* REQUIREMENT
Determine how many lines include "Lease". Give the number and nothing else.

* INFORMATION SUPPLIED
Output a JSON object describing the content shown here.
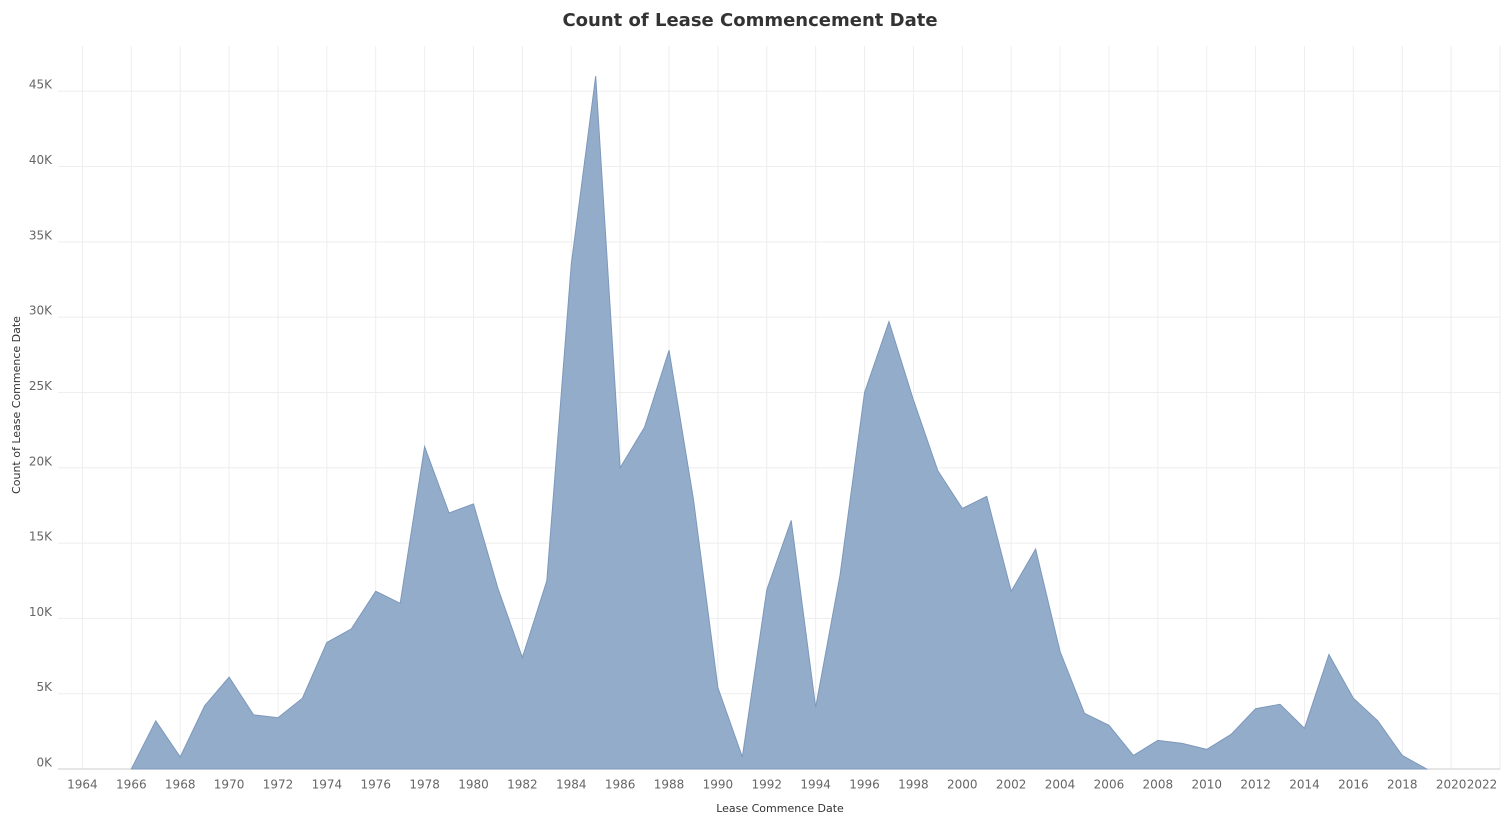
{
  "chart_data": {
    "type": "area",
    "title": "Count of Lease Commencement Date",
    "x_label": "Lease Commence Date",
    "y_label": "Count of Lease Commence Date",
    "x": [
      1966,
      1967,
      1968,
      1969,
      1970,
      1971,
      1972,
      1973,
      1974,
      1975,
      1976,
      1977,
      1978,
      1979,
      1980,
      1981,
      1982,
      1983,
      1984,
      1985,
      1986,
      1987,
      1988,
      1989,
      1990,
      1991,
      1992,
      1993,
      1994,
      1995,
      1996,
      1997,
      1998,
      1999,
      2000,
      2001,
      2002,
      2003,
      2004,
      2005,
      2006,
      2007,
      2008,
      2009,
      2010,
      2011,
      2012,
      2013,
      2014,
      2015,
      2016,
      2017,
      2018,
      2019
    ],
    "values": [
      0,
      3200,
      800,
      4200,
      6100,
      3600,
      3400,
      4700,
      8400,
      9300,
      11800,
      11000,
      21400,
      17000,
      17600,
      12000,
      7400,
      12500,
      33500,
      46000,
      20000,
      22700,
      27800,
      17900,
      5400,
      800,
      11900,
      16500,
      4100,
      12900,
      25000,
      29700,
      24500,
      19800,
      17300,
      18100,
      11800,
      14600,
      7800,
      3700,
      2900,
      900,
      1900,
      1700,
      1300,
      2300,
      4000,
      4300,
      2700,
      7600,
      4700,
      3200,
      900,
      0
    ],
    "color": "#93acc9",
    "xlim": [
      1963,
      2022
    ],
    "xticks": [
      1964,
      1966,
      1968,
      1970,
      1972,
      1974,
      1976,
      1978,
      1980,
      1982,
      1984,
      1986,
      1988,
      1990,
      1992,
      1994,
      1996,
      1998,
      2000,
      2002,
      2004,
      2006,
      2008,
      2010,
      2012,
      2014,
      2016,
      2018,
      2020,
      2022
    ],
    "ylim": [
      0,
      48000
    ],
    "yticks": [
      {
        "value": 0,
        "label": "0K"
      },
      {
        "value": 5000,
        "label": "5K"
      },
      {
        "value": 10000,
        "label": "10K"
      },
      {
        "value": 15000,
        "label": "15K"
      },
      {
        "value": 20000,
        "label": "20K"
      },
      {
        "value": 25000,
        "label": "25K"
      },
      {
        "value": 30000,
        "label": "30K"
      },
      {
        "value": 35000,
        "label": "35K"
      },
      {
        "value": 40000,
        "label": "40K"
      },
      {
        "value": 45000,
        "label": "45K"
      }
    ],
    "grid": true
  }
}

* SOLUTION TO THE PROBLEM
3